[Begin Data for this task]
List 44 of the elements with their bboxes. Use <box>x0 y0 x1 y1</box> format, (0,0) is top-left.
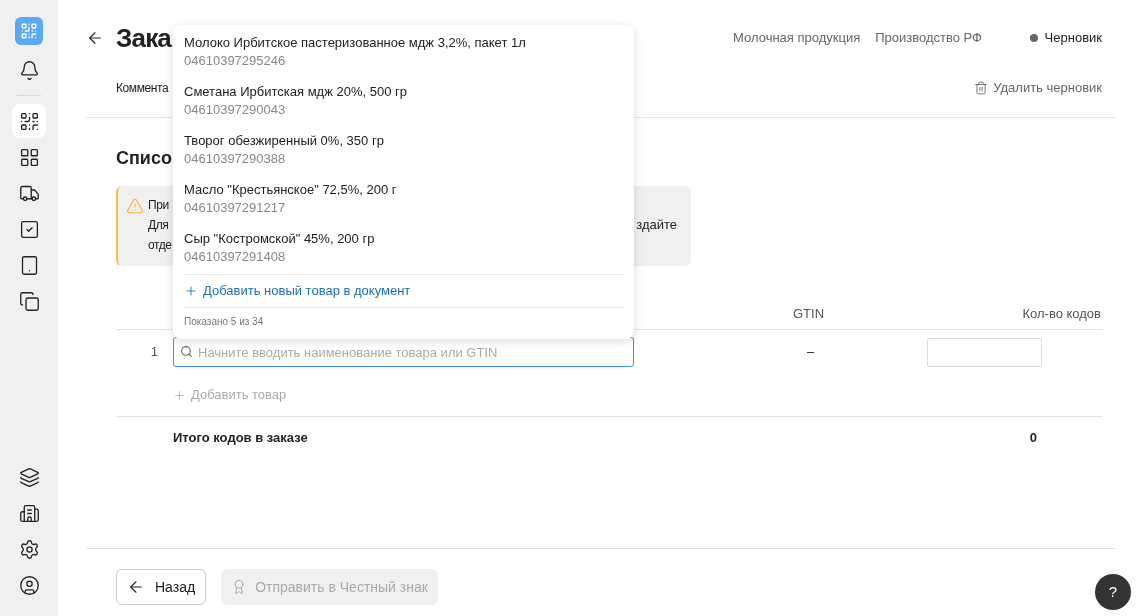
back-arrow-button[interactable] <box>86 29 104 47</box>
plus-icon <box>173 388 186 402</box>
code-count-field[interactable] <box>927 337 1042 367</box>
results-count: Показано 5 из 34 <box>184 315 265 329</box>
stack-icon <box>18 466 40 488</box>
sidebar-item[interactable] <box>12 104 46 138</box>
warning-text: Для <box>148 217 170 234</box>
qr-code-icon <box>18 110 40 132</box>
warning-text: здайте <box>636 216 677 234</box>
comment-label: Коммента <box>116 80 169 97</box>
category-tag: Производство РФ <box>875 28 982 48</box>
status-label: Черновик <box>1044 29 1102 48</box>
warning-text: При <box>148 197 170 214</box>
row-number: 1 <box>149 343 159 362</box>
delete-draft-button[interactable]: Удалить черновик <box>974 78 1102 98</box>
category-tag: Молочная продукция <box>733 28 861 48</box>
plus-icon <box>184 284 198 298</box>
add-new-product-link[interactable]: Добавить новый товар в документ <box>184 275 623 307</box>
product-option[interactable]: Творог обезжиренный 0%, 350 гр 04610397290388 <box>184 131 623 169</box>
building-icon <box>18 502 40 524</box>
product-search-field[interactable]: Начните вводить наименование товара или GTIN <box>173 337 634 367</box>
copy-icon <box>18 290 40 312</box>
help-button[interactable]: ? <box>1095 574 1131 610</box>
checkbox-icon <box>18 218 40 240</box>
product-option[interactable]: Сметана Ирбитская мдж 20%, 500 гр 04610397290043 <box>184 82 623 120</box>
column-header: Кол-во кодов <box>1021 305 1101 324</box>
product-option[interactable]: Молоко Ирбитское пастеризованное мдж 3,2%, пакет 1л 04610397295246 <box>184 33 623 71</box>
gtin-value: – <box>807 343 816 362</box>
grid-icon <box>18 146 40 168</box>
product-option[interactable]: Сыр "Костромской" 45%, 200 гр 04610397291408 <box>184 229 623 267</box>
product-option[interactable]: Масло "Крестьянское" 72,5%, 200 г 04610397291217 <box>184 180 623 218</box>
warning-text: отде <box>148 237 172 254</box>
bell-icon <box>18 59 40 81</box>
search-icon <box>180 345 193 358</box>
back-button[interactable]: Назад <box>116 569 207 605</box>
total-label: Итого кодов в заказе <box>173 429 309 448</box>
user-icon <box>18 574 40 596</box>
page-title: Зака <box>116 21 172 55</box>
total-value: 0 <box>1028 429 1037 448</box>
section-title: Списо <box>116 146 172 170</box>
settings-icon <box>18 538 40 560</box>
column-header: GTIN <box>793 305 826 324</box>
warning-icon <box>126 197 144 215</box>
trash-icon <box>974 81 989 95</box>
[End Data for this task]
## Written problem
Turn the lines of the records above into a numbered list, skipping any blank lines and leaving the pictures out.

## Correct answer
1. List 44 of the elements with their bboxes. Use <box>x0 y0 x1 y1</box> format, (0,0) is top-left.
2. back-arrow-button[interactable] <box>86 29 104 47</box>
3. plus-icon <box>173 388 186 402</box>
4. code-count-field[interactable] <box>927 337 1042 367</box>
5. results-count: Показано 5 из 34 <box>184 315 265 329</box>
6. stack-icon <box>18 466 40 488</box>
7. sidebar-item[interactable] <box>12 104 46 138</box>
8. warning-text: Для <box>148 217 170 234</box>
9. qr-code-icon <box>18 110 40 132</box>
10. warning-text: здайте <box>636 216 677 234</box>
11. comment-label: Коммента <box>116 80 169 97</box>
12. category-tag: Производство РФ <box>875 28 982 48</box>
13. status-label: Черновик <box>1044 29 1102 48</box>
14. warning-text: При <box>148 197 170 214</box>
15. row-number: 1 <box>149 343 159 362</box>
16. delete-draft-button[interactable]: Удалить черновик <box>974 78 1102 98</box>
17. category-tag: Молочная продукция <box>733 28 861 48</box>
18. plus-icon <box>184 284 198 298</box>
19. add-new-product-link[interactable]: Добавить новый товар в документ <box>184 275 623 307</box>
20. product-option[interactable]: Творог обезжиренный 0%, 350 гр 04610397290388 <box>184 131 623 169</box>
21. building-icon <box>18 502 40 524</box>
22. product-search-field[interactable]: Начните вводить наименование товара или GTIN <box>173 337 634 367</box>
23. copy-icon <box>18 290 40 312</box>
24. help-button[interactable]: ? <box>1095 574 1131 610</box>
25. checkbox-icon <box>18 218 40 240</box>
26. product-option[interactable]: Сметана Ирбитская мдж 20%, 500 гр 04610397290043 <box>184 82 623 120</box>
27. column-header: Кол-во кодов <box>1021 305 1101 324</box>
28. product-option[interactable]: Молоко Ирбитское пастеризованное мдж 3,2%, пакет 1л 04610397295246 <box>184 33 623 71</box>
29. gtin-value: – <box>807 343 816 362</box>
30. grid-icon <box>18 146 40 168</box>
31. product-option[interactable]: Сыр "Костромской" 45%, 200 гр 04610397291408 <box>184 229 623 267</box>
32. product-option[interactable]: Масло "Крестьянское" 72,5%, 200 г 04610397291217 <box>184 180 623 218</box>
33. warning-text: отде <box>148 237 172 254</box>
34. bell-icon <box>18 59 40 81</box>
35. search-icon <box>180 345 193 358</box>
36. back-button[interactable]: Назад <box>116 569 207 605</box>
37. total-label: Итого кодов в заказе <box>173 429 309 448</box>
38. user-icon <box>18 574 40 596</box>
39. page-title: Зака <box>116 21 172 55</box>
40. total-value: 0 <box>1028 429 1037 448</box>
41. section-title: Списо <box>116 146 172 170</box>
42. settings-icon <box>18 538 40 560</box>
43. column-header: GTIN <box>793 305 826 324</box>
44. warning-icon <box>126 197 144 215</box>
45. trash-icon <box>974 81 989 95</box>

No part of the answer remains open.